▶ WHAT THIS TASK INVOLVES: Pictures do not belong in the copy. Return all of the entries exactly.

======== PROVIDED RECORDS

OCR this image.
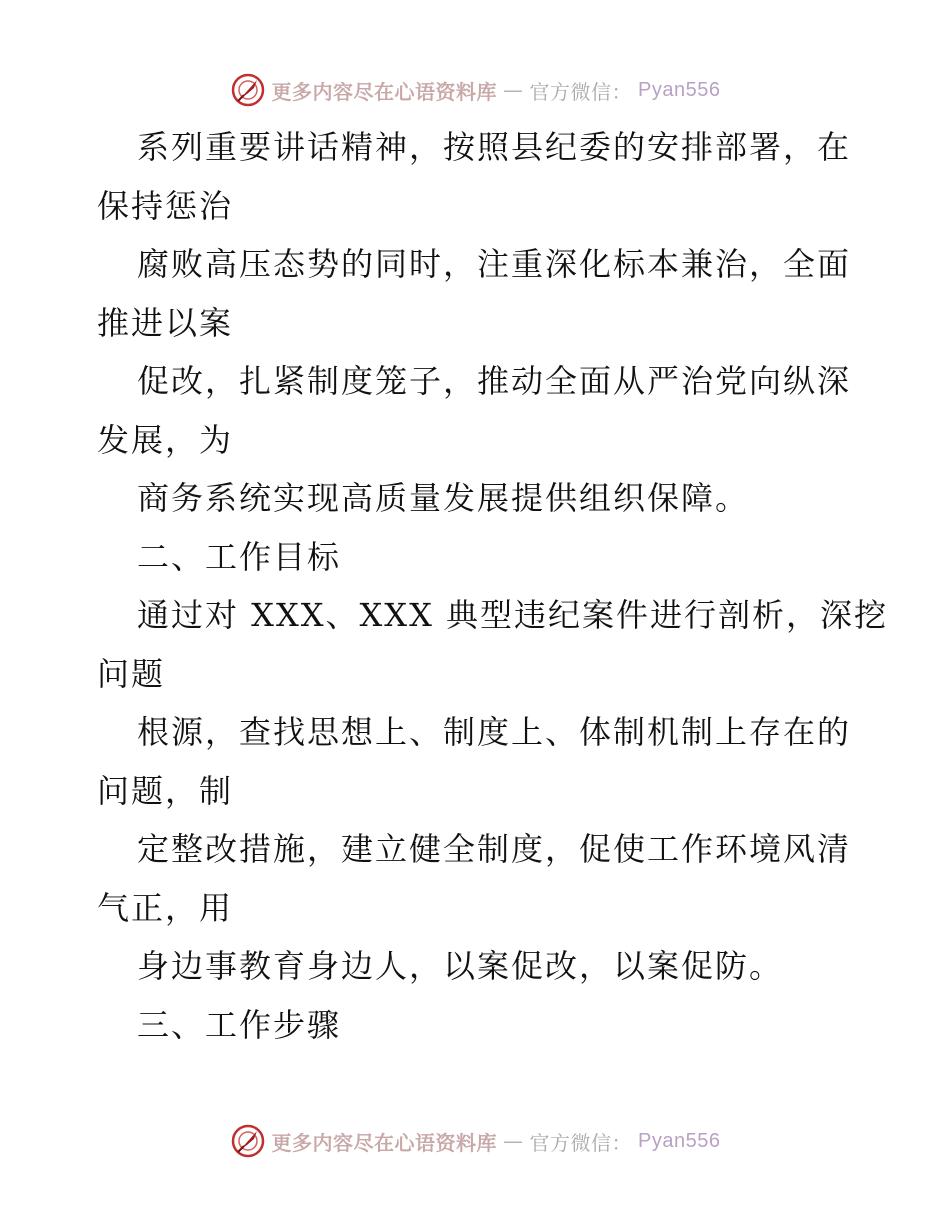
更多内容尽在心语资料库 — 官方微信： Pyan556
系列重要讲话精神，按照县纪委的安排部署，在
保持惩治
腐败高压态势的同时，注重深化标本兼治，全面
推进以案
促改，扎紧制度笼子，推动全面从严治党向纵深
发展，为
商务系统实现高质量发展提供组织保障。
二、工作目标
通过对 XXX、XXX 典型违纪案件进行剖析，深挖
问题
根源，查找思想上、制度上、体制机制上存在的
问题，制
定整改措施，建立健全制度，促使工作环境风清
气正，用
身边事教育身边人，以案促改，以案促防。
三、工作步骤
更多内容尽在心语资料库 — 官方微信： Pyan556
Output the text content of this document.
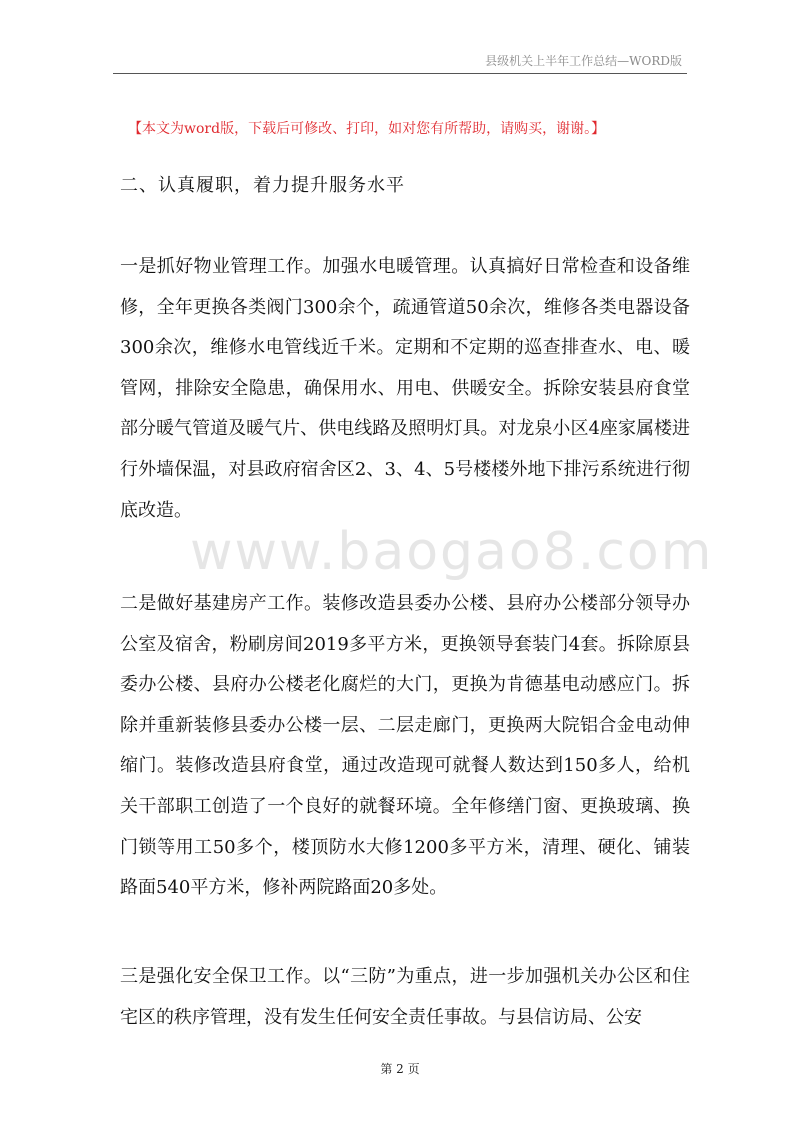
县级机关上半年工作总结—WORD版
【本文为word版，下载后可修改、打印，如对您有所帮助，请购买，谢谢。】
二、认真履职，着力提升服务水平
www.baogao8.com

一是抓好物业管理工作。加强水电暖管理。认真搞好日常检查和设备维修，全年更换各类阀门300余个，疏通管道50余次，维修各类电器设备300余次，维修水电管线近千米。定期和不定期的巡查排查水、电、暖管网，排除安全隐患，确保用水、用电、供暖安全。拆除安装县府食堂部分暖气管道及暖气片、供电线路及照明灯具。对龙泉小区4座家属楼进行外墙保温，对县政府宿舍区2、3、4、5号楼楼外地下排污系统进行彻底改造。

二是做好基建房产工作。装修改造县委办公楼、县府办公楼部分领导办公室及宿舍，粉刷房间2019多平方米，更换领导套装门4套。拆除原县委办公楼、县府办公楼老化腐烂的大门，更换为肯德基电动感应门。拆除并重新装修县委办公楼一层、二层走廊门，更换两大院铝合金电动伸缩门。装修改造县府食堂，通过改造现可就餐人数达到150多人，给机关干部职工创造了一个良好的就餐环境。全年修缮门窗、更换玻璃、换门锁等用工50多个，楼顶防水大修1200多平方米，清理、硬化、铺装路面540平方米，修补两院路面20多处。

三是强化安全保卫工作。以“三防”为重点，进一步加强机关办公区和住宅区的秩序管理，没有发生任何安全责任事故。与县信访局、公安

第 2 页
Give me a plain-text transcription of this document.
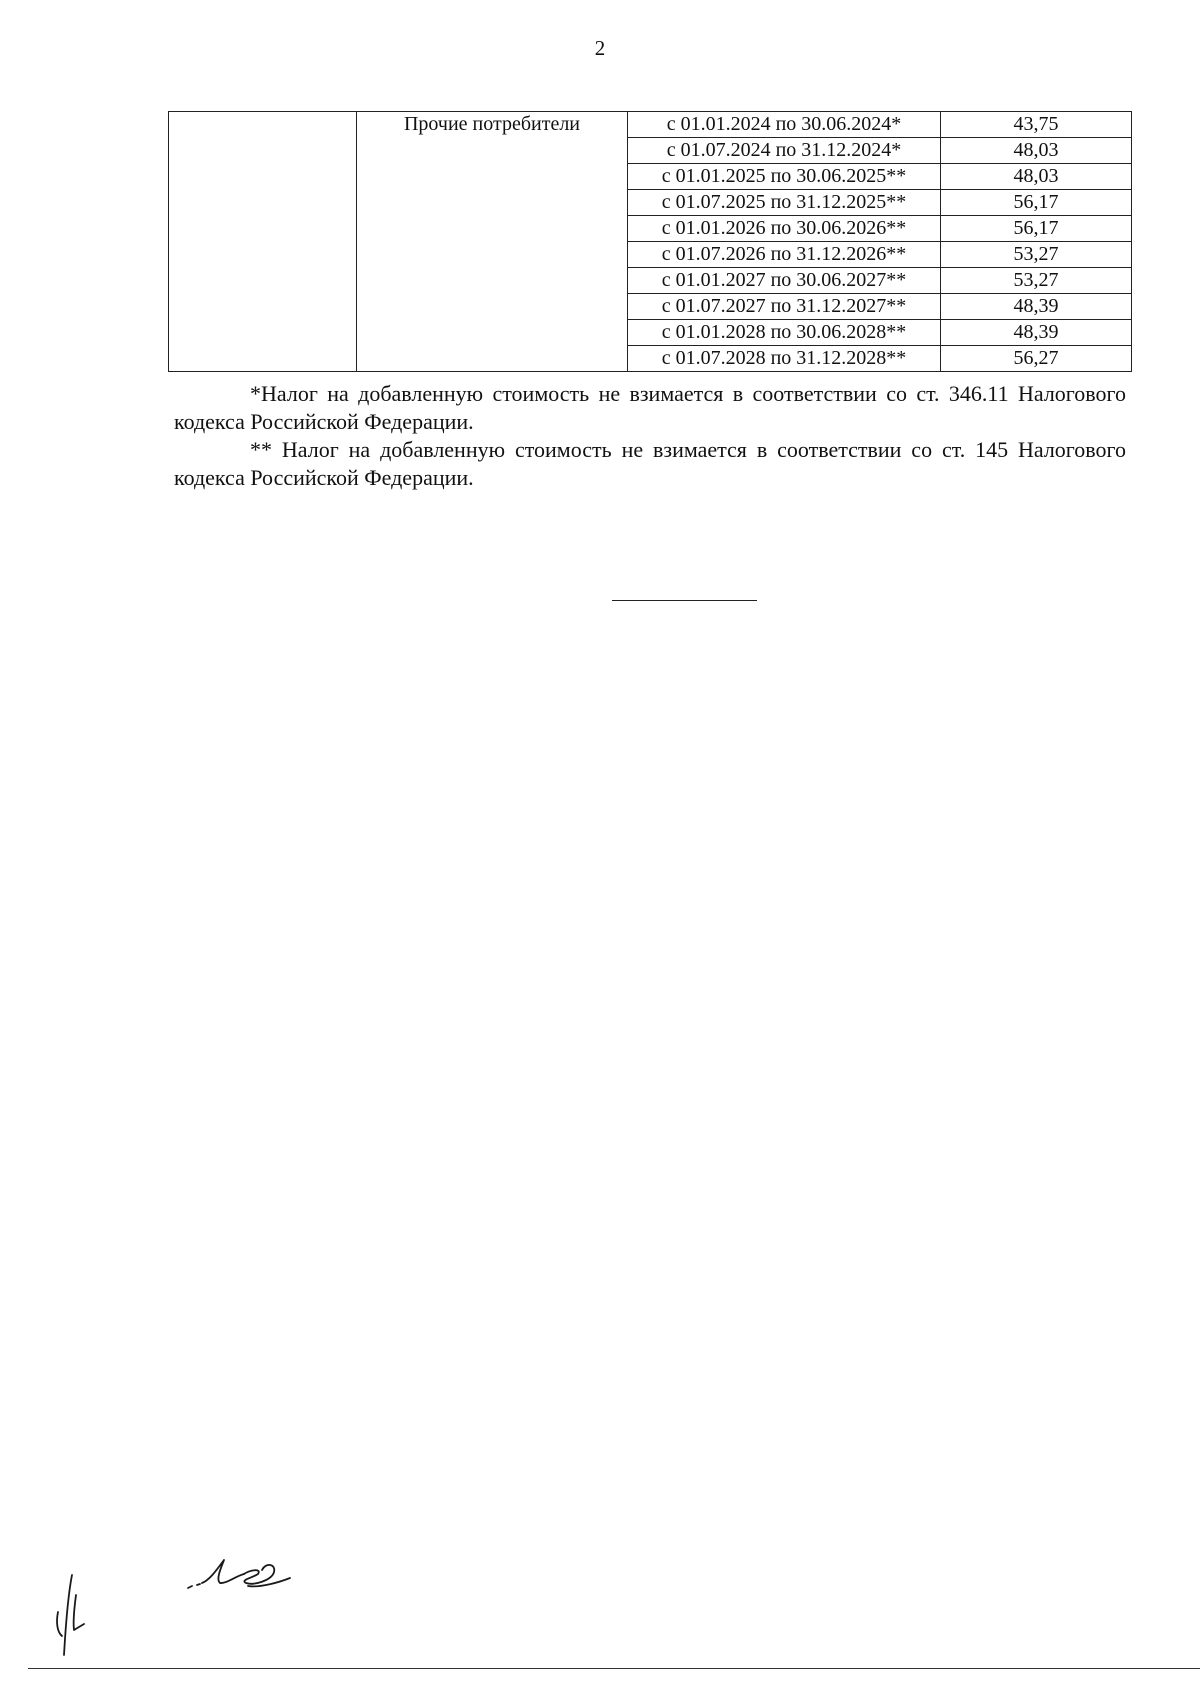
2
	Прочие потребители	с 01.01.2024 по 30.06.2024*	43,75
		с 01.07.2024 по 31.12.2024*	48,03
		с 01.01.2025 по 30.06.2025**	48,03
		с 01.07.2025 по 31.12.2025**	56,17
		с 01.01.2026 по 30.06.2026**	56,17
		с 01.07.2026 по 31.12.2026**	53,27
		с 01.01.2027 по 30.06.2027**	53,27
		с 01.07.2027 по 31.12.2027**	48,39
		с 01.01.2028 по 30.06.2028**	48,39
		с 01.07.2028 по 31.12.2028**	56,27

*Налог на добавленную стоимость не взимается в соответствии со ст. 346.11 Налогового кодекса Российской Федерации.

** Налог на добавленную стоимость не взимается в соответствии со ст. 145 Налогового кодекса Российской Федерации.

================

▶ OUTPUT OF THE TASK:
OCR this image.
更多内容尽在心语资料库 — 官方微信： Pyan556
系列重要讲话精神，按照县纪委的安排部署，在
保持惩治
腐败高压态势的同时，注重深化标本兼治，全面
推进以案
促改，扎紧制度笼子，推动全面从严治党向纵深
发展，为
商务系统实现高质量发展提供组织保障。
二、工作目标
通过对 XXX、XXX 典型违纪案件进行剖析，深挖
问题
根源，查找思想上、制度上、体制机制上存在的
问题，制
定整改措施，建立健全制度，促使工作环境风清
气正，用
身边事教育身边人，以案促改，以案促防。
三、工作步骤
更多内容尽在心语资料库 — 官方微信： Pyan556
Output the text content of this document.
县级机关上半年工作总结—WORD版
【本文为word版，下载后可修改、打印，如对您有所帮助，请购买，谢谢。】
二、认真履职，着力提升服务水平
www.baogao8.com

一是抓好物业管理工作。加强水电暖管理。认真搞好日常检查和设备维修，全年更换各类阀门300余个，疏通管道50余次，维修各类电器设备300余次，维修水电管线近千米。定期和不定期的巡查排查水、电、暖管网，排除安全隐患，确保用水、用电、供暖安全。拆除安装县府食堂部分暖气管道及暖气片、供电线路及照明灯具。对龙泉小区4座家属楼进行外墙保温，对县政府宿舍区2、3、4、5号楼楼外地下排污系统进行彻底改造。

二是做好基建房产工作。装修改造县委办公楼、县府办公楼部分领导办公室及宿舍，粉刷房间2019多平方米，更换领导套装门4套。拆除原县委办公楼、县府办公楼老化腐烂的大门，更换为肯德基电动感应门。拆除并重新装修县委办公楼一层、二层走廊门，更换两大院铝合金电动伸缩门。装修改造县府食堂，通过改造现可就餐人数达到150多人，给机关干部职工创造了一个良好的就餐环境。全年修缮门窗、更换玻璃、换门锁等用工50多个，楼顶防水大修1200多平方米，清理、硬化、铺装路面540平方米，修补两院路面20多处。

三是强化安全保卫工作。以“三防”为重点，进一步加强机关办公区和住宅区的秩序管理，没有发生任何安全责任事故。与县信访局、公安

第 2 页
Give me a plain-text transcription of this document.
2
	Прочие потребители	с 01.01.2024 по 30.06.2024*	43,75
		с 01.07.2024 по 31.12.2024*	48,03
		с 01.01.2025 по 30.06.2025**	48,03
		с 01.07.2025 по 31.12.2025**	56,17
		с 01.01.2026 по 30.06.2026**	56,17
		с 01.07.2026 по 31.12.2026**	53,27
		с 01.01.2027 по 30.06.2027**	53,27
		с 01.07.2027 по 31.12.2027**	48,39
		с 01.01.2028 по 30.06.2028**	48,39
		с 01.07.2028 по 31.12.2028**	56,27

*Налог на добавленную стоимость не взимается в соответствии со ст. 346.11 Налогового кодекса Российской Федерации.

** Налог на добавленную стоимость не взимается в соответствии со ст. 145 Налогового кодекса Российской Федерации.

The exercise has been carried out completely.